____ Data extract
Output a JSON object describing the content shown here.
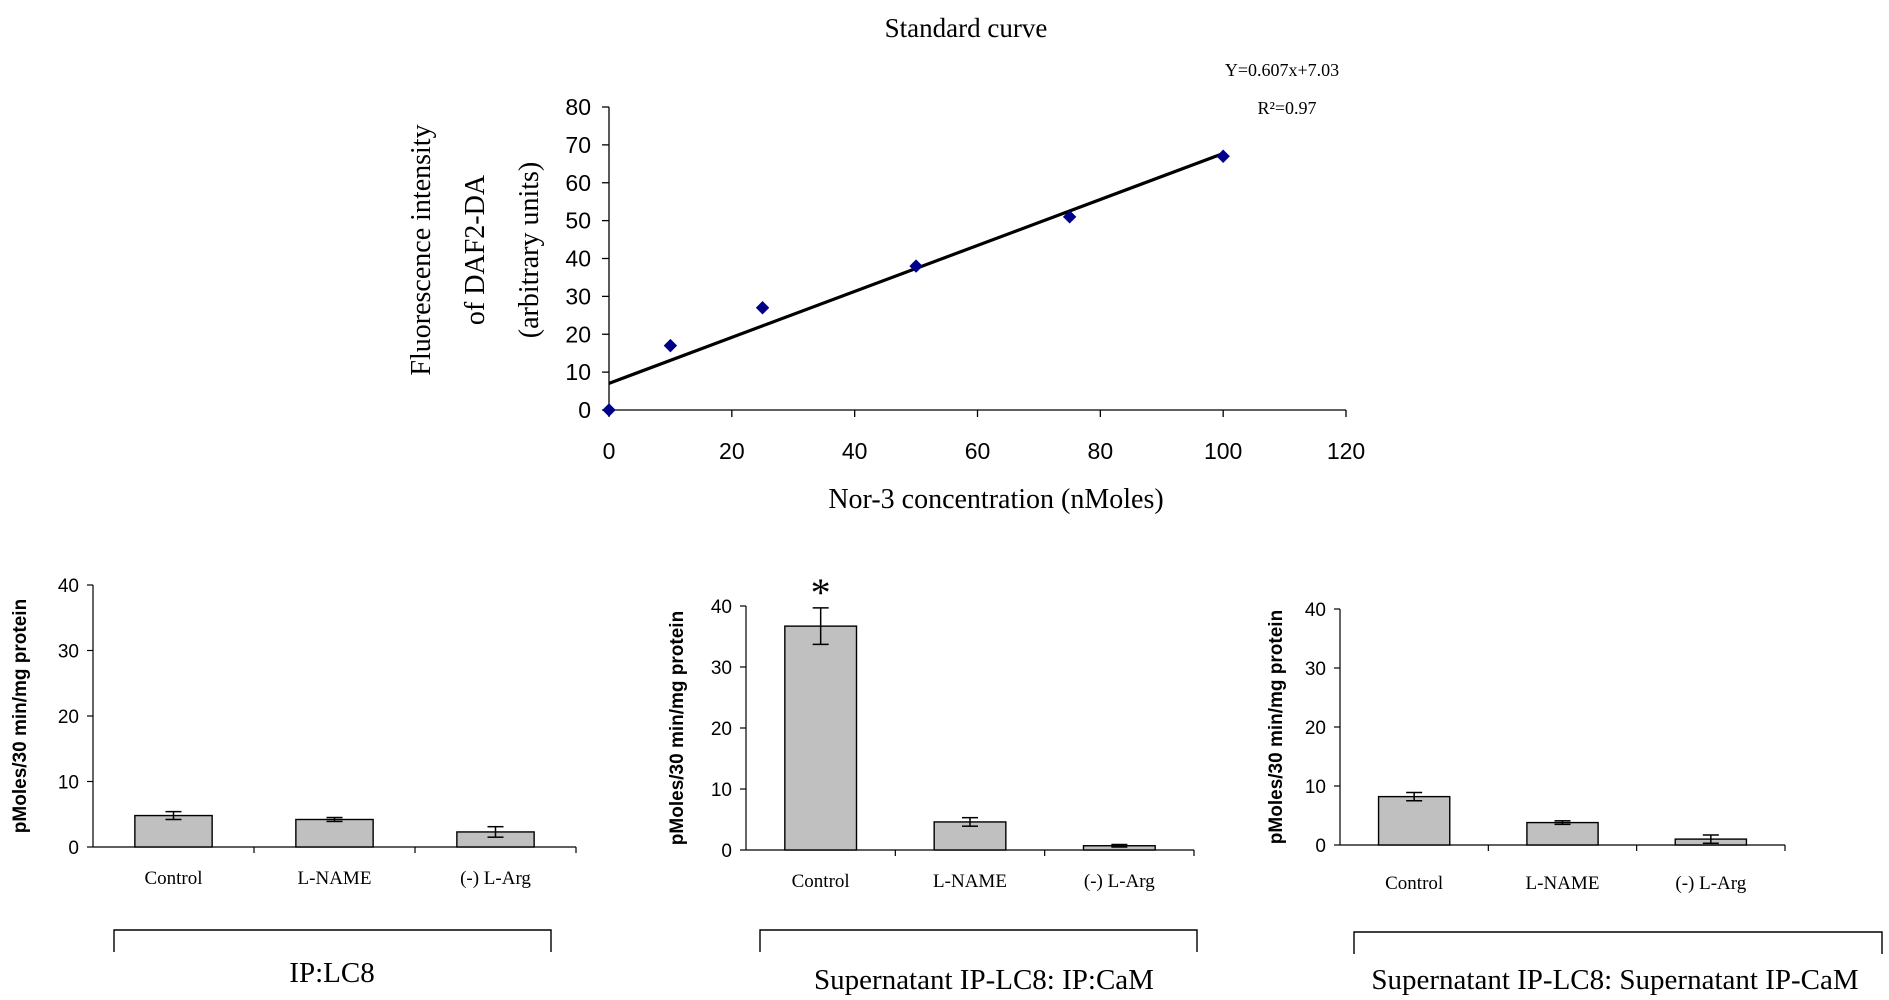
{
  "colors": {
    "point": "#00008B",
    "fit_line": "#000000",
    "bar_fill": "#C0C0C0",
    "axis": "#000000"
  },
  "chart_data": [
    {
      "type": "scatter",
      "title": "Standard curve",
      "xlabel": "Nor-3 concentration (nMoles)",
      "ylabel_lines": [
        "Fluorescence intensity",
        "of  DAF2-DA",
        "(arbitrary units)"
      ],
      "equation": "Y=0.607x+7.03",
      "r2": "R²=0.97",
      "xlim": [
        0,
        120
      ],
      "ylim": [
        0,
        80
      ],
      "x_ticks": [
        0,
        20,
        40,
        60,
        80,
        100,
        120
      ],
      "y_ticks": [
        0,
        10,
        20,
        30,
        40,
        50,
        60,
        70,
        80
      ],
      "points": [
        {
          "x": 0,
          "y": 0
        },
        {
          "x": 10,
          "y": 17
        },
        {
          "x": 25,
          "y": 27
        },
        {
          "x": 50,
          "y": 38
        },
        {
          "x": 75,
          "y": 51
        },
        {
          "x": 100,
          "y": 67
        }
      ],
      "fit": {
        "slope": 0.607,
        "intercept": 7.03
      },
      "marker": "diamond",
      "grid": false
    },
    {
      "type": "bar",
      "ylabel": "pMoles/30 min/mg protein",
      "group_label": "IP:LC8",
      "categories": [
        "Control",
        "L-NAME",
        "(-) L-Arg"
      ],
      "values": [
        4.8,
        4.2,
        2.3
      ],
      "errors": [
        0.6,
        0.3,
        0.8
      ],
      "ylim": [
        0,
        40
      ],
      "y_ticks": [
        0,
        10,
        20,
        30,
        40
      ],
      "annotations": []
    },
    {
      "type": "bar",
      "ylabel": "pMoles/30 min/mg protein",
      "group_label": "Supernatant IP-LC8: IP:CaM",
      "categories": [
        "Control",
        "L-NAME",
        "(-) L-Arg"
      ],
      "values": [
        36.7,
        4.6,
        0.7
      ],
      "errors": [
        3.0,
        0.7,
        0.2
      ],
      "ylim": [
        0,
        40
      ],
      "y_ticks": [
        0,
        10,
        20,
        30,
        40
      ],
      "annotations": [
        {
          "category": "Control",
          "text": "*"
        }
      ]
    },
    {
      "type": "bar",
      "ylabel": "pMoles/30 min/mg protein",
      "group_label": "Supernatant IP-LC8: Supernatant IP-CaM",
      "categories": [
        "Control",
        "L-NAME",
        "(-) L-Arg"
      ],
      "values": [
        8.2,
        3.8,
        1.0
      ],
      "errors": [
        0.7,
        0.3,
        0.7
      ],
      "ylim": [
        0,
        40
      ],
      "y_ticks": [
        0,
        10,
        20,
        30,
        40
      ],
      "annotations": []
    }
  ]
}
________
### Work instructions
Restate the records above in full, word for word. Keep pictures out.

### Answer space
Output a JSON object describing the content shown here.
{
  "colors": {
    "point": "#00008B",
    "fit_line": "#000000",
    "bar_fill": "#C0C0C0",
    "axis": "#000000"
  },
  "chart_data": [
    {
      "type": "scatter",
      "title": "Standard curve",
      "xlabel": "Nor-3 concentration (nMoles)",
      "ylabel_lines": [
        "Fluorescence intensity",
        "of  DAF2-DA",
        "(arbitrary units)"
      ],
      "equation": "Y=0.607x+7.03",
      "r2": "R²=0.97",
      "xlim": [
        0,
        120
      ],
      "ylim": [
        0,
        80
      ],
      "x_ticks": [
        0,
        20,
        40,
        60,
        80,
        100,
        120
      ],
      "y_ticks": [
        0,
        10,
        20,
        30,
        40,
        50,
        60,
        70,
        80
      ],
      "points": [
        {
          "x": 0,
          "y": 0
        },
        {
          "x": 10,
          "y": 17
        },
        {
          "x": 25,
          "y": 27
        },
        {
          "x": 50,
          "y": 38
        },
        {
          "x": 75,
          "y": 51
        },
        {
          "x": 100,
          "y": 67
        }
      ],
      "fit": {
        "slope": 0.607,
        "intercept": 7.03
      },
      "marker": "diamond",
      "grid": false
    },
    {
      "type": "bar",
      "ylabel": "pMoles/30 min/mg protein",
      "group_label": "IP:LC8",
      "categories": [
        "Control",
        "L-NAME",
        "(-) L-Arg"
      ],
      "values": [
        4.8,
        4.2,
        2.3
      ],
      "errors": [
        0.6,
        0.3,
        0.8
      ],
      "ylim": [
        0,
        40
      ],
      "y_ticks": [
        0,
        10,
        20,
        30,
        40
      ],
      "annotations": []
    },
    {
      "type": "bar",
      "ylabel": "pMoles/30 min/mg protein",
      "group_label": "Supernatant IP-LC8: IP:CaM",
      "categories": [
        "Control",
        "L-NAME",
        "(-) L-Arg"
      ],
      "values": [
        36.7,
        4.6,
        0.7
      ],
      "errors": [
        3.0,
        0.7,
        0.2
      ],
      "ylim": [
        0,
        40
      ],
      "y_ticks": [
        0,
        10,
        20,
        30,
        40
      ],
      "annotations": [
        {
          "category": "Control",
          "text": "*"
        }
      ]
    },
    {
      "type": "bar",
      "ylabel": "pMoles/30 min/mg protein",
      "group_label": "Supernatant IP-LC8: Supernatant IP-CaM",
      "categories": [
        "Control",
        "L-NAME",
        "(-) L-Arg"
      ],
      "values": [
        8.2,
        3.8,
        1.0
      ],
      "errors": [
        0.7,
        0.3,
        0.7
      ],
      "ylim": [
        0,
        40
      ],
      "y_ticks": [
        0,
        10,
        20,
        30,
        40
      ],
      "annotations": []
    }
  ]
}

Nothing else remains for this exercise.